▸ Problem requirements:
Where a line of the records contains the word "color", show that line.

--- Entries shown Enclosed Below ---

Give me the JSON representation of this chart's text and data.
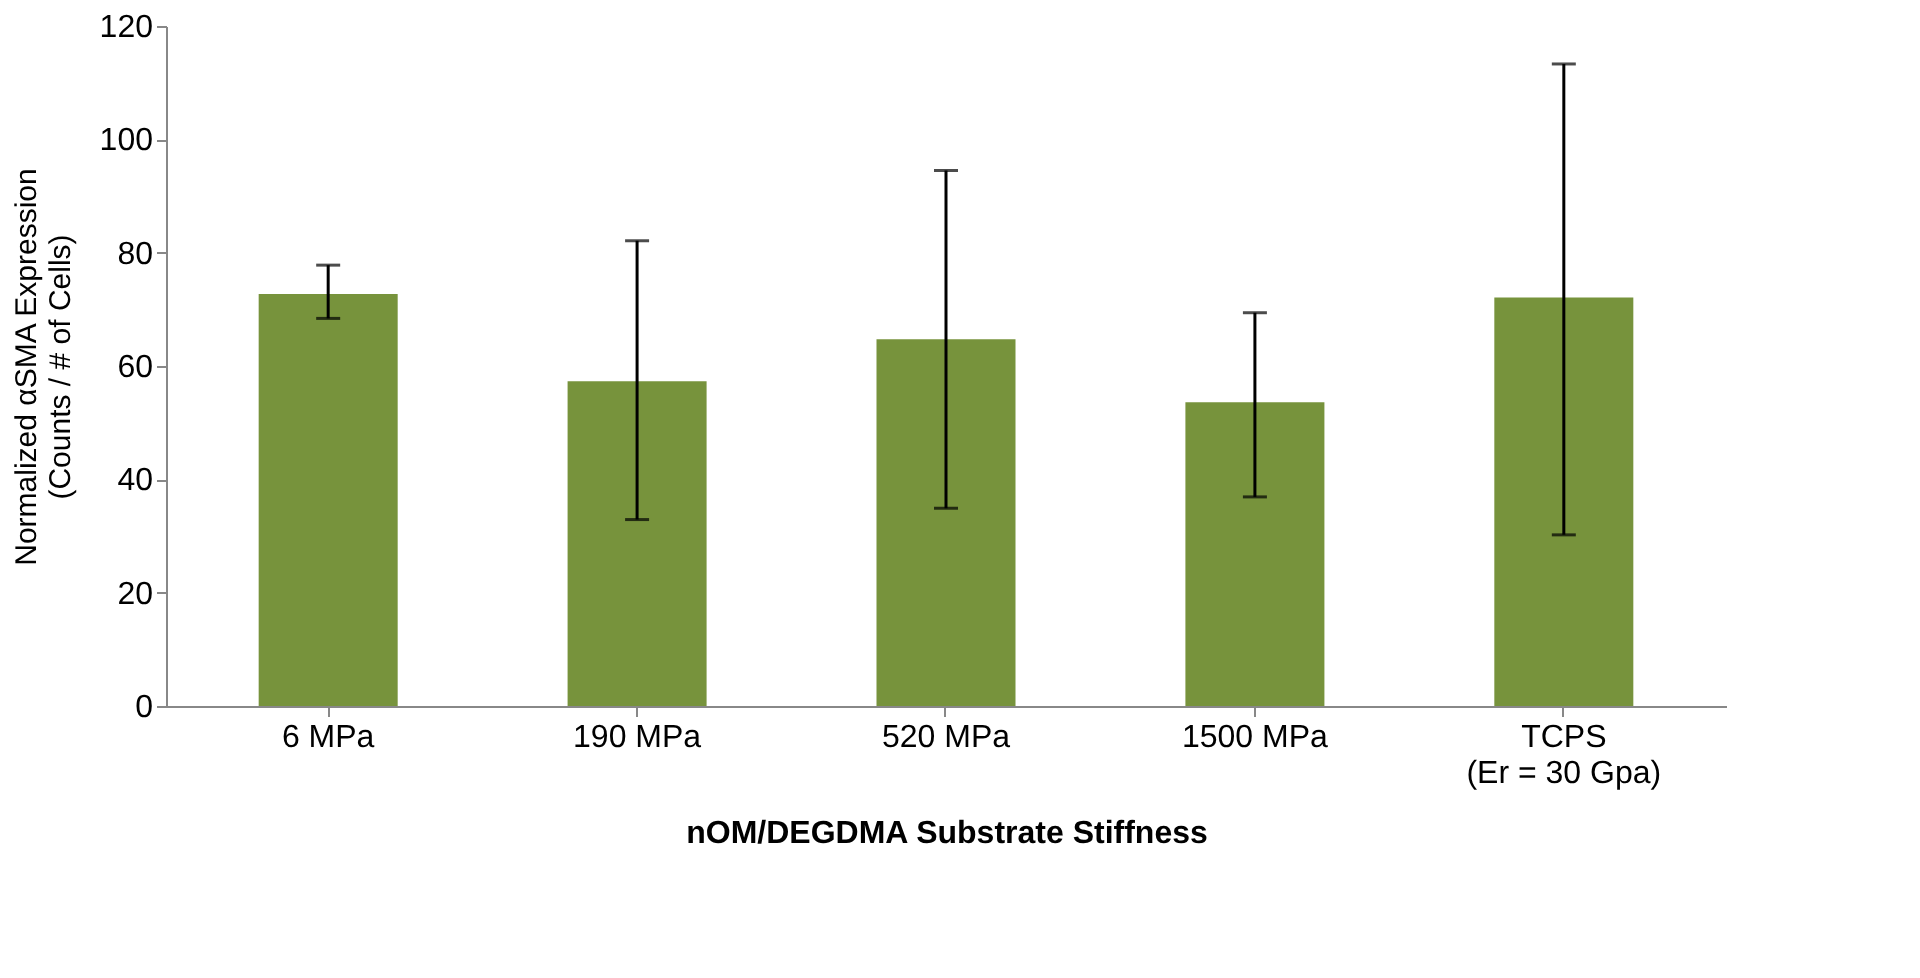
{
  "chart_data": {
    "type": "bar",
    "categories": [
      "6 MPa",
      "190 MPa",
      "520 MPa",
      "1500 MPa",
      "TCPS\n(Er = 30 Gpa)"
    ],
    "values": [
      72.7,
      57.3,
      64.7,
      53.6,
      72.1
    ],
    "errors": [
      [
        68.4,
        77.8
      ],
      [
        32.9,
        82.1
      ],
      [
        34.9,
        94.5
      ],
      [
        36.9,
        69.4
      ],
      [
        30.2,
        113.3
      ]
    ],
    "color": "#77933c",
    "xlabel": "nOM/DEGDMA  Substrate Stiffness",
    "ylabel": "Normalized αSMA Expression\n(Counts / # of Cells)",
    "ylim": [
      0,
      120
    ],
    "yticks": [
      0,
      20,
      40,
      60,
      80,
      100,
      120
    ],
    "grid": false
  }
}
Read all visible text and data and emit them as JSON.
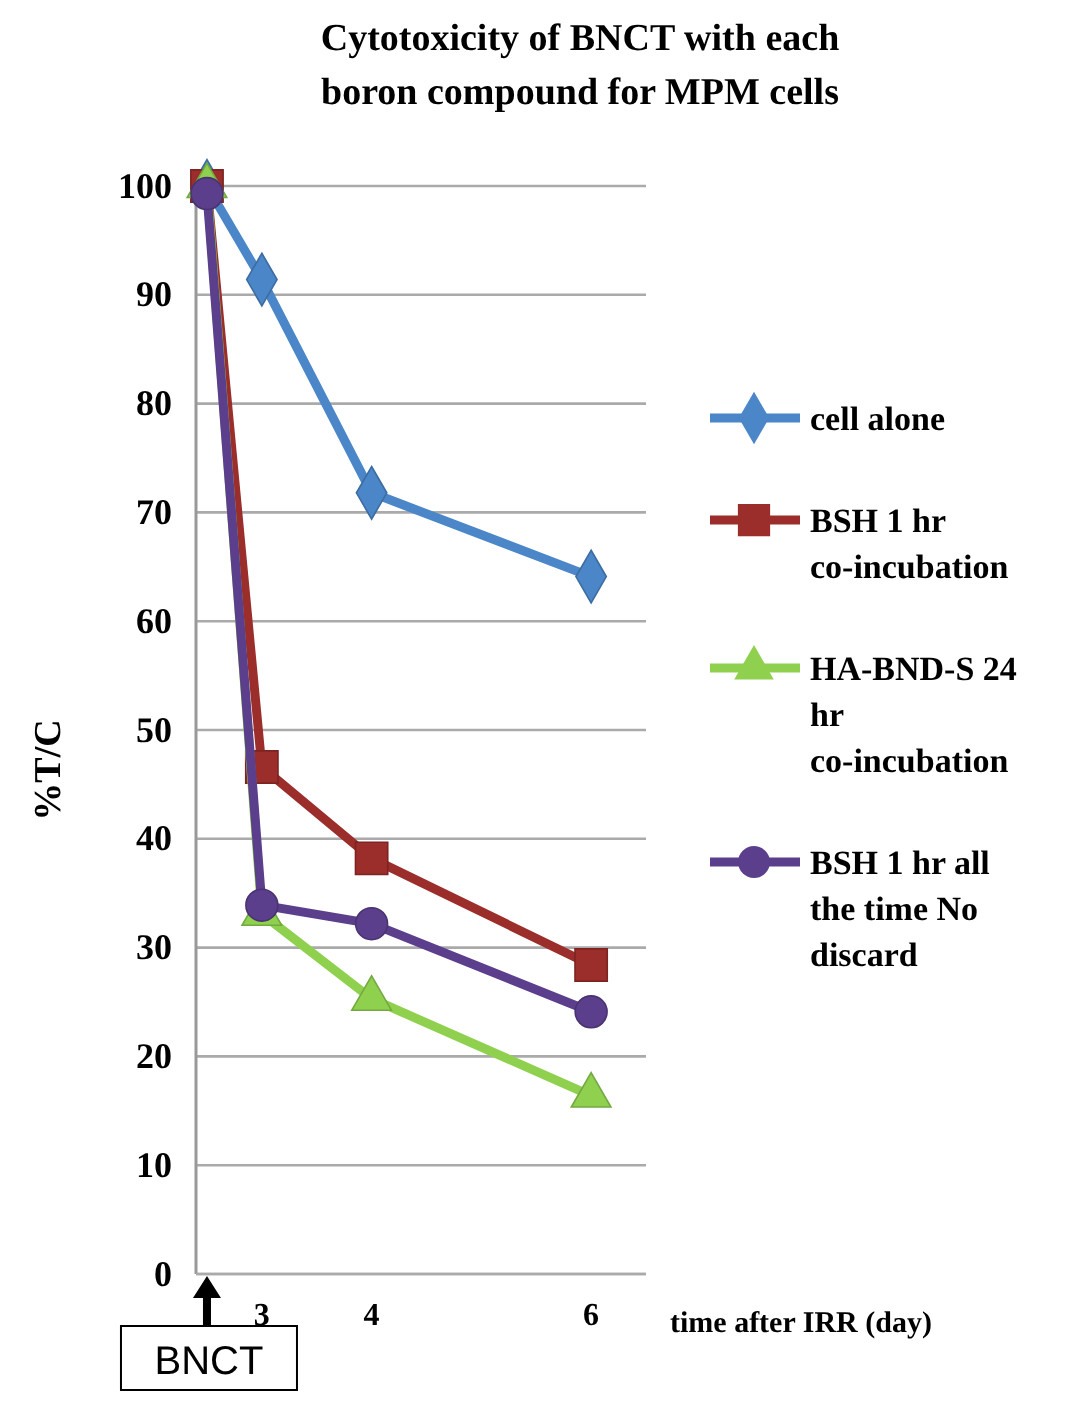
{
  "chart_data": {
    "type": "line",
    "title": "Cytotoxicity of BNCT with each boron compound for MPM cells",
    "xlabel": "time after IRR (day)",
    "ylabel": "%T/C",
    "x": [
      2.5,
      3,
      4,
      6
    ],
    "xlim": [
      2.4,
      6.5
    ],
    "xticks": [
      3,
      4,
      6
    ],
    "ylim": [
      0,
      100
    ],
    "yticks": [
      0,
      10,
      20,
      30,
      40,
      50,
      60,
      70,
      80,
      90,
      100
    ],
    "grid": "y",
    "legend": "right",
    "annotations": [
      "BNCT"
    ],
    "series": [
      {
        "name": "cell alone",
        "color": "#4a86c8",
        "marker": "diamond",
        "values": [
          100,
          91.4,
          71.8,
          64.1
        ]
      },
      {
        "name": "BSH 1 hr co-incubation",
        "color": "#9b2d2a",
        "marker": "square",
        "values": [
          100,
          46.6,
          38.2,
          28.4
        ]
      },
      {
        "name": "HA-BND-S 24 hr co-incubation",
        "color": "#8fd14f",
        "marker": "triangle",
        "values": [
          100,
          33.1,
          25.3,
          16.4
        ]
      },
      {
        "name": "BSH 1 hr all the time No discard",
        "color": "#5b3f8c",
        "marker": "circle",
        "values": [
          99.3,
          33.9,
          32.2,
          24.1
        ]
      }
    ]
  }
}
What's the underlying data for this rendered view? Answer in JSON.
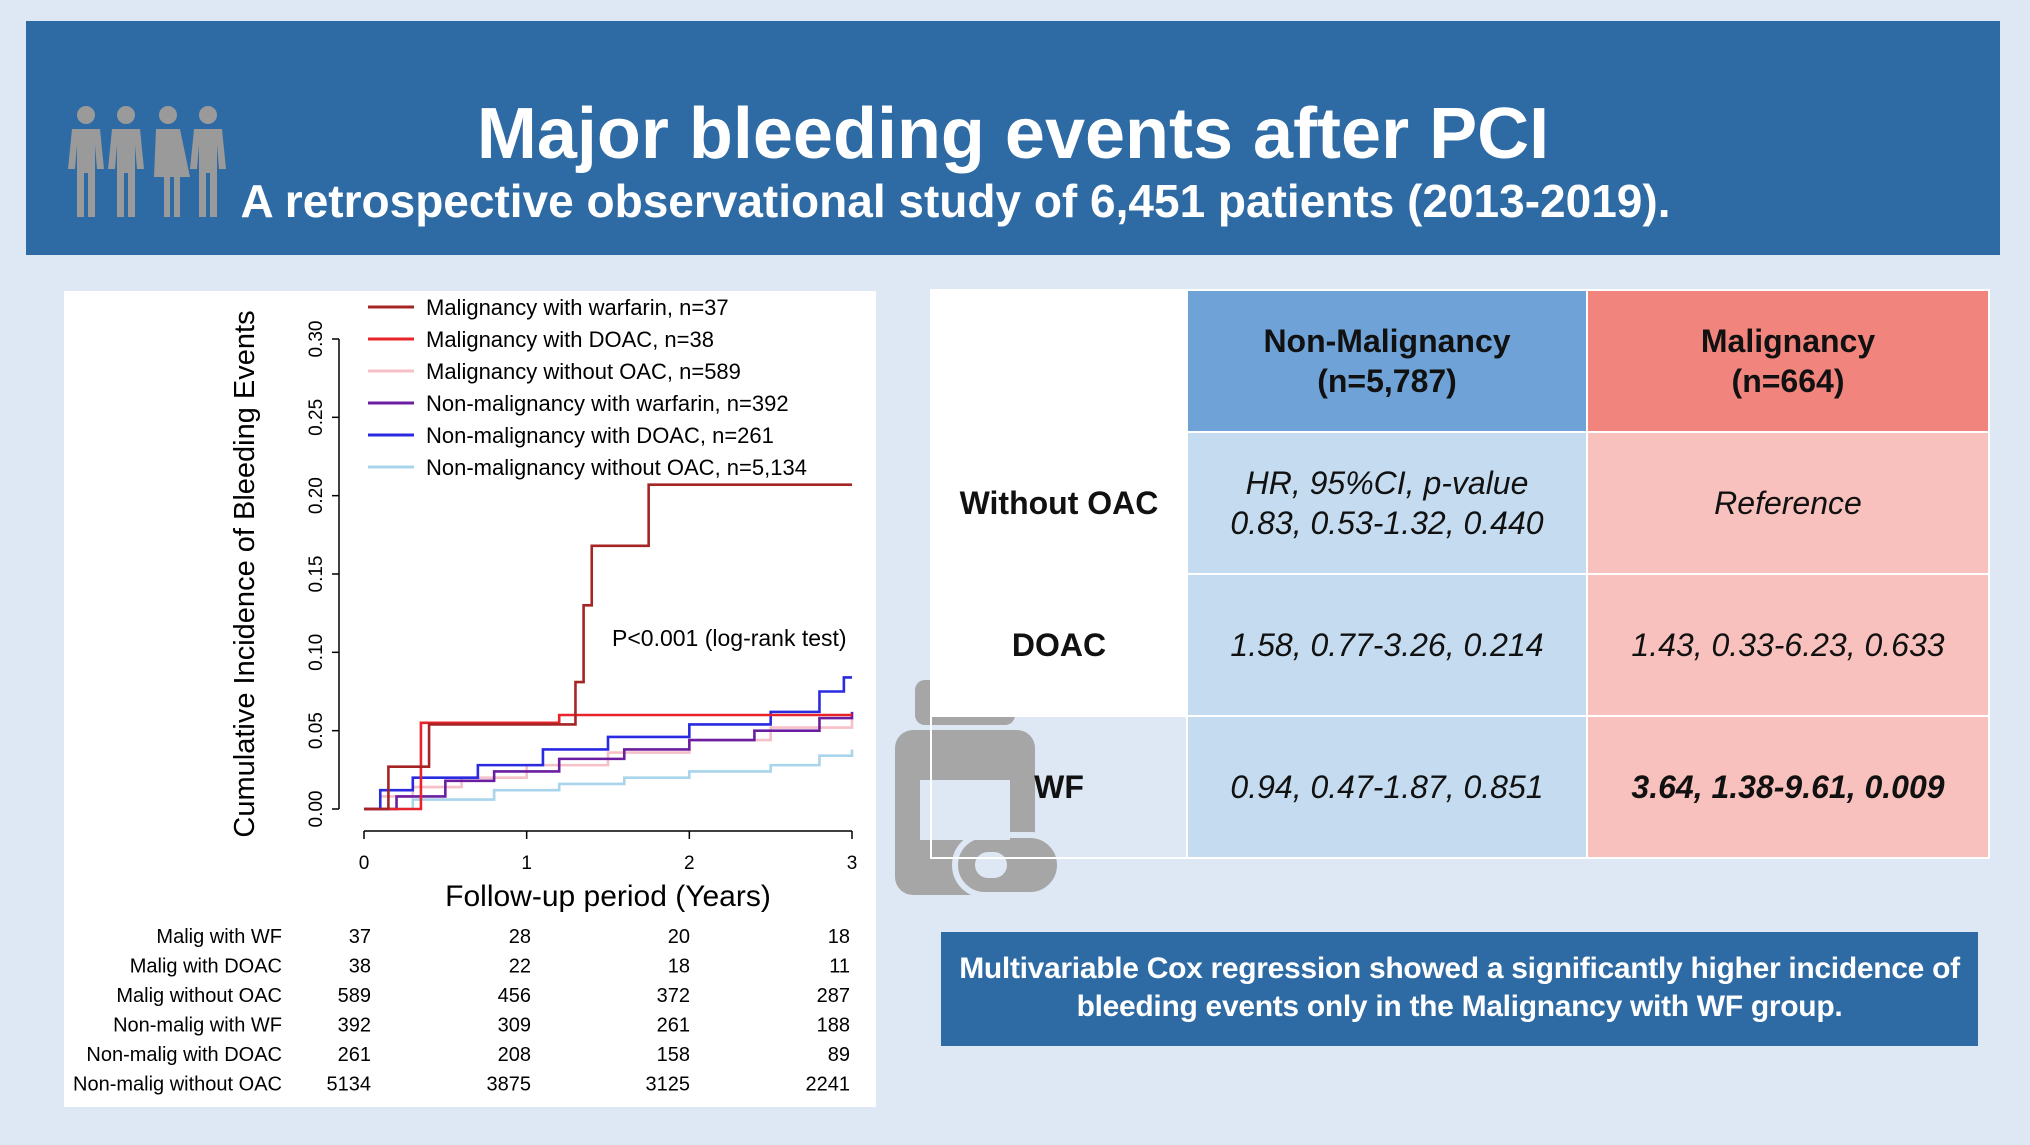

--- End of Enclosed Entries shown ---

▸ Response to the exercise:
    "color": "#77933c",
        "color": "#4a86c8",
        "color": "#9b2d2a",
        "color": "#8fd14f",
        "color": "#5b3f8c",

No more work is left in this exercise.